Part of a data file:
/---
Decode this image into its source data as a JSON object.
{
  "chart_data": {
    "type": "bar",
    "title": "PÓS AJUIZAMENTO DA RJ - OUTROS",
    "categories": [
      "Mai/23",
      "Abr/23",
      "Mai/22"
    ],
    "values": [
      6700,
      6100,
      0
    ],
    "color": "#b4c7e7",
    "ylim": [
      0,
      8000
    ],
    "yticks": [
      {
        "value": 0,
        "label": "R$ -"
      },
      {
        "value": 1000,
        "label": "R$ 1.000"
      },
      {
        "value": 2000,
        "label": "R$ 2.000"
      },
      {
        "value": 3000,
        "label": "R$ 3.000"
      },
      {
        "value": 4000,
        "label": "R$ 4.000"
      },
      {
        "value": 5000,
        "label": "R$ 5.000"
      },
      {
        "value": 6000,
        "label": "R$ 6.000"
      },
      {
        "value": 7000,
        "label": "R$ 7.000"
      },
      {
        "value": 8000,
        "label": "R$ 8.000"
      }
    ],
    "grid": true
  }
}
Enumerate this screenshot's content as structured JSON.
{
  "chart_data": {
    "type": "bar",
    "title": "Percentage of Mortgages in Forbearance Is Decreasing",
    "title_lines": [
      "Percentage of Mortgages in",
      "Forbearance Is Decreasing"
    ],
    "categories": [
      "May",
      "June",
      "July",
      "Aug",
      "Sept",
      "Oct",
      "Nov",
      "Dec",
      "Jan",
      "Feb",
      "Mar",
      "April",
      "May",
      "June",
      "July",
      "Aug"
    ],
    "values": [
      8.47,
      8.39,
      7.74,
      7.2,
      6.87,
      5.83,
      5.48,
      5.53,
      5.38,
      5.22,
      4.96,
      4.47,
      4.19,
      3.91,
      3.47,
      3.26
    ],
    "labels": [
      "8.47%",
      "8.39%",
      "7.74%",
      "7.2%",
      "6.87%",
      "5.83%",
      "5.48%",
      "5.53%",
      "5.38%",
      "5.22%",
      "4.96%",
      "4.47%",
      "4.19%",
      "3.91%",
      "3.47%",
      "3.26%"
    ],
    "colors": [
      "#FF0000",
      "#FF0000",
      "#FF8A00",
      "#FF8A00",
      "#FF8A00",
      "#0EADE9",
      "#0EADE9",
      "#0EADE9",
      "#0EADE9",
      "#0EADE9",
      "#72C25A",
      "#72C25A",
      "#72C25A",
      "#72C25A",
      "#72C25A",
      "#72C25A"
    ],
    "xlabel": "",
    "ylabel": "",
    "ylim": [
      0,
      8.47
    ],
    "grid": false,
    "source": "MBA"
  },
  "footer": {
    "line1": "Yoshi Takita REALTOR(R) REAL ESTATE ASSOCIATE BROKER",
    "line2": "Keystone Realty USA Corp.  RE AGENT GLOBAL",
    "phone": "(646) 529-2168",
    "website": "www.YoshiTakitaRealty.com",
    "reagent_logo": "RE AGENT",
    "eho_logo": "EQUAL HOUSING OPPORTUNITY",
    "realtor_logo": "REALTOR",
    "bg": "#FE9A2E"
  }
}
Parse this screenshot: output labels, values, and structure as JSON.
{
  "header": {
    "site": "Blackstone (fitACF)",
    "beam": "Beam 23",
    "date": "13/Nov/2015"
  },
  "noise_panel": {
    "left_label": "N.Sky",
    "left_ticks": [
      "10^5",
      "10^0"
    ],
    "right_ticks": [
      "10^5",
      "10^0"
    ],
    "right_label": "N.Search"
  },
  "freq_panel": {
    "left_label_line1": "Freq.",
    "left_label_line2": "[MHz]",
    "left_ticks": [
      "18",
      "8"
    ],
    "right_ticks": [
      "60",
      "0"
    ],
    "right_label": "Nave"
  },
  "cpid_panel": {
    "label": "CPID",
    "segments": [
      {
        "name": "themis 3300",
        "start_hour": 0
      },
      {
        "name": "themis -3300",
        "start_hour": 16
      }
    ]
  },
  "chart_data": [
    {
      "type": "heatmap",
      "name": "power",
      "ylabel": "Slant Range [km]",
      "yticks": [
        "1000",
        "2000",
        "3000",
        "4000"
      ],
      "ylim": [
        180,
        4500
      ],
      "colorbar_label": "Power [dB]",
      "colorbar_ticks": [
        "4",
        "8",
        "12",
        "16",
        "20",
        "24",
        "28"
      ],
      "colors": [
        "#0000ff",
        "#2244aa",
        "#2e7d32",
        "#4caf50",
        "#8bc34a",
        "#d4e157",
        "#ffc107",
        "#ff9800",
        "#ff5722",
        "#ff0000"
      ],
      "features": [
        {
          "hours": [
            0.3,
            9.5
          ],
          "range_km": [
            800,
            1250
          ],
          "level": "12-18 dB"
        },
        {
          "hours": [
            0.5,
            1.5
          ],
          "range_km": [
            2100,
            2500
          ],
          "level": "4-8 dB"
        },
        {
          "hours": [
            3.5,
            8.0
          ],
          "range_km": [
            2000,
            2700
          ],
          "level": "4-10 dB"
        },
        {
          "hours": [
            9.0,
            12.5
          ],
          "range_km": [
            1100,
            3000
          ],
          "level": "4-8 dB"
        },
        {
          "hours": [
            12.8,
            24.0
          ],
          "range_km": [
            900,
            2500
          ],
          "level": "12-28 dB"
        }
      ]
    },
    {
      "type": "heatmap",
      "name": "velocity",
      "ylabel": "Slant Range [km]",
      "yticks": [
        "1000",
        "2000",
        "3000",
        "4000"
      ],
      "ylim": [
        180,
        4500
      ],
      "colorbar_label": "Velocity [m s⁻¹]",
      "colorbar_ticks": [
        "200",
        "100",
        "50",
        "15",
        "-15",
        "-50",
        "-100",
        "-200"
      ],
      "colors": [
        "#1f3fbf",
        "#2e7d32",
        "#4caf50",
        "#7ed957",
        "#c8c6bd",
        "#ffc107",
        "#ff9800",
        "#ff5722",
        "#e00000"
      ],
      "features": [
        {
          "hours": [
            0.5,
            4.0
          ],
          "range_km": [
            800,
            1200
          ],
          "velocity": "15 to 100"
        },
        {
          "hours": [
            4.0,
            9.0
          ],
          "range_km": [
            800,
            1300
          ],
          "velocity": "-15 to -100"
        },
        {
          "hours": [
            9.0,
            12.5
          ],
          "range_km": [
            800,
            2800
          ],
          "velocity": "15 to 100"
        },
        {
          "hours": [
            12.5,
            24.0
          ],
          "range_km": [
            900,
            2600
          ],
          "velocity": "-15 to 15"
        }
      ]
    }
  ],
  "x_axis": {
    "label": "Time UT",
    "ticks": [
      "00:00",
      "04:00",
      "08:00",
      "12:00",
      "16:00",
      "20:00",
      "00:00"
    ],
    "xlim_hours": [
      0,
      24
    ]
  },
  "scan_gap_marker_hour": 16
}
\---
▶ [What this task involves]: Repeat every line of the material exactly as given.

▶ [Exercise result]:
Decode this image into its source data as a JSON object.
{
  "chart_data": {
    "type": "bar",
    "title": "PÓS AJUIZAMENTO DA RJ - OUTROS",
    "categories": [
      "Mai/23",
      "Abr/23",
      "Mai/22"
    ],
    "values": [
      6700,
      6100,
      0
    ],
    "color": "#b4c7e7",
    "ylim": [
      0,
      8000
    ],
    "yticks": [
      {
        "value": 0,
        "label": "R$ -"
      },
      {
        "value": 1000,
        "label": "R$ 1.000"
      },
      {
        "value": 2000,
        "label": "R$ 2.000"
      },
      {
        "value": 3000,
        "label": "R$ 3.000"
      },
      {
        "value": 4000,
        "label": "R$ 4.000"
      },
      {
        "value": 5000,
        "label": "R$ 5.000"
      },
      {
        "value": 6000,
        "label": "R$ 6.000"
      },
      {
        "value": 7000,
        "label": "R$ 7.000"
      },
      {
        "value": 8000,
        "label": "R$ 8.000"
      }
    ],
    "grid": true
  }
}
Enumerate this screenshot's content as structured JSON.
{
  "chart_data": {
    "type": "bar",
    "title": "Percentage of Mortgages in Forbearance Is Decreasing",
    "title_lines": [
      "Percentage of Mortgages in",
      "Forbearance Is Decreasing"
    ],
    "categories": [
      "May",
      "June",
      "July",
      "Aug",
      "Sept",
      "Oct",
      "Nov",
      "Dec",
      "Jan",
      "Feb",
      "Mar",
      "April",
      "May",
      "June",
      "July",
      "Aug"
    ],
    "values": [
      8.47,
      8.39,
      7.74,
      7.2,
      6.87,
      5.83,
      5.48,
      5.53,
      5.38,
      5.22,
      4.96,
      4.47,
      4.19,
      3.91,
      3.47,
      3.26
    ],
    "labels": [
      "8.47%",
      "8.39%",
      "7.74%",
      "7.2%",
      "6.87%",
      "5.83%",
      "5.48%",
      "5.53%",
      "5.38%",
      "5.22%",
      "4.96%",
      "4.47%",
      "4.19%",
      "3.91%",
      "3.47%",
      "3.26%"
    ],
    "colors": [
      "#FF0000",
      "#FF0000",
      "#FF8A00",
      "#FF8A00",
      "#FF8A00",
      "#0EADE9",
      "#0EADE9",
      "#0EADE9",
      "#0EADE9",
      "#0EADE9",
      "#72C25A",
      "#72C25A",
      "#72C25A",
      "#72C25A",
      "#72C25A",
      "#72C25A"
    ],
    "xlabel": "",
    "ylabel": "",
    "ylim": [
      0,
      8.47
    ],
    "grid": false,
    "source": "MBA"
  },
  "footer": {
    "line1": "Yoshi Takita REALTOR(R) REAL ESTATE ASSOCIATE BROKER",
    "line2": "Keystone Realty USA Corp.  RE AGENT GLOBAL",
    "phone": "(646) 529-2168",
    "website": "www.YoshiTakitaRealty.com",
    "reagent_logo": "RE AGENT",
    "eho_logo": "EQUAL HOUSING OPPORTUNITY",
    "realtor_logo": "REALTOR",
    "bg": "#FE9A2E"
  }
}
Parse this screenshot: output labels, values, and structure as JSON.
{
  "header": {
    "site": "Blackstone (fitACF)",
    "beam": "Beam 23",
    "date": "13/Nov/2015"
  },
  "noise_panel": {
    "left_label": "N.Sky",
    "left_ticks": [
      "10^5",
      "10^0"
    ],
    "right_ticks": [
      "10^5",
      "10^0"
    ],
    "right_label": "N.Search"
  },
  "freq_panel": {
    "left_label_line1": "Freq.",
    "left_label_line2": "[MHz]",
    "left_ticks": [
      "18",
      "8"
    ],
    "right_ticks": [
      "60",
      "0"
    ],
    "right_label": "Nave"
  },
  "cpid_panel": {
    "label": "CPID",
    "segments": [
      {
        "name": "themis 3300",
        "start_hour": 0
      },
      {
        "name": "themis -3300",
        "start_hour": 16
      }
    ]
  },
  "chart_data": [
    {
      "type": "heatmap",
      "name": "power",
      "ylabel": "Slant Range [km]",
      "yticks": [
        "1000",
        "2000",
        "3000",
        "4000"
      ],
      "ylim": [
        180,
        4500
      ],
      "colorbar_label": "Power [dB]",
      "colorbar_ticks": [
        "4",
        "8",
        "12",
        "16",
        "20",
        "24",
        "28"
      ],
      "colors": [
        "#0000ff",
        "#2244aa",
        "#2e7d32",
        "#4caf50",
        "#8bc34a",
        "#d4e157",
        "#ffc107",
        "#ff9800",
        "#ff5722",
        "#ff0000"
      ],
      "features": [
        {
          "hours": [
            0.3,
            9.5
          ],
          "range_km": [
            800,
            1250
          ],
          "level": "12-18 dB"
        },
        {
          "hours": [
            0.5,
            1.5
          ],
          "range_km": [
            2100,
            2500
          ],
          "level": "4-8 dB"
        },
        {
          "hours": [
            3.5,
            8.0
          ],
          "range_km": [
            2000,
            2700
          ],
          "level": "4-10 dB"
        },
        {
          "hours": [
            9.0,
            12.5
          ],
          "range_km": [
            1100,
            3000
          ],
          "level": "4-8 dB"
        },
        {
          "hours": [
            12.8,
            24.0
          ],
          "range_km": [
            900,
            2500
          ],
          "level": "12-28 dB"
        }
      ]
    },
    {
      "type": "heatmap",
      "name": "velocity",
      "ylabel": "Slant Range [km]",
      "yticks": [
        "1000",
        "2000",
        "3000",
        "4000"
      ],
      "ylim": [
        180,
        4500
      ],
      "colorbar_label": "Velocity [m s⁻¹]",
      "colorbar_ticks": [
        "200",
        "100",
        "50",
        "15",
        "-15",
        "-50",
        "-100",
        "-200"
      ],
      "colors": [
        "#1f3fbf",
        "#2e7d32",
        "#4caf50",
        "#7ed957",
        "#c8c6bd",
        "#ffc107",
        "#ff9800",
        "#ff5722",
        "#e00000"
      ],
      "features": [
        {
          "hours": [
            0.5,
            4.0
          ],
          "range_km": [
            800,
            1200
          ],
          "velocity": "15 to 100"
        },
        {
          "hours": [
            4.0,
            9.0
          ],
          "range_km": [
            800,
            1300
          ],
          "velocity": "-15 to -100"
        },
        {
          "hours": [
            9.0,
            12.5
          ],
          "range_km": [
            800,
            2800
          ],
          "velocity": "15 to 100"
        },
        {
          "hours": [
            12.5,
            24.0
          ],
          "range_km": [
            900,
            2600
          ],
          "velocity": "-15 to 15"
        }
      ]
    }
  ],
  "x_axis": {
    "label": "Time UT",
    "ticks": [
      "00:00",
      "04:00",
      "08:00",
      "12:00",
      "16:00",
      "20:00",
      "00:00"
    ],
    "xlim_hours": [
      0,
      24
    ]
  },
  "scan_gap_marker_hour": 16
}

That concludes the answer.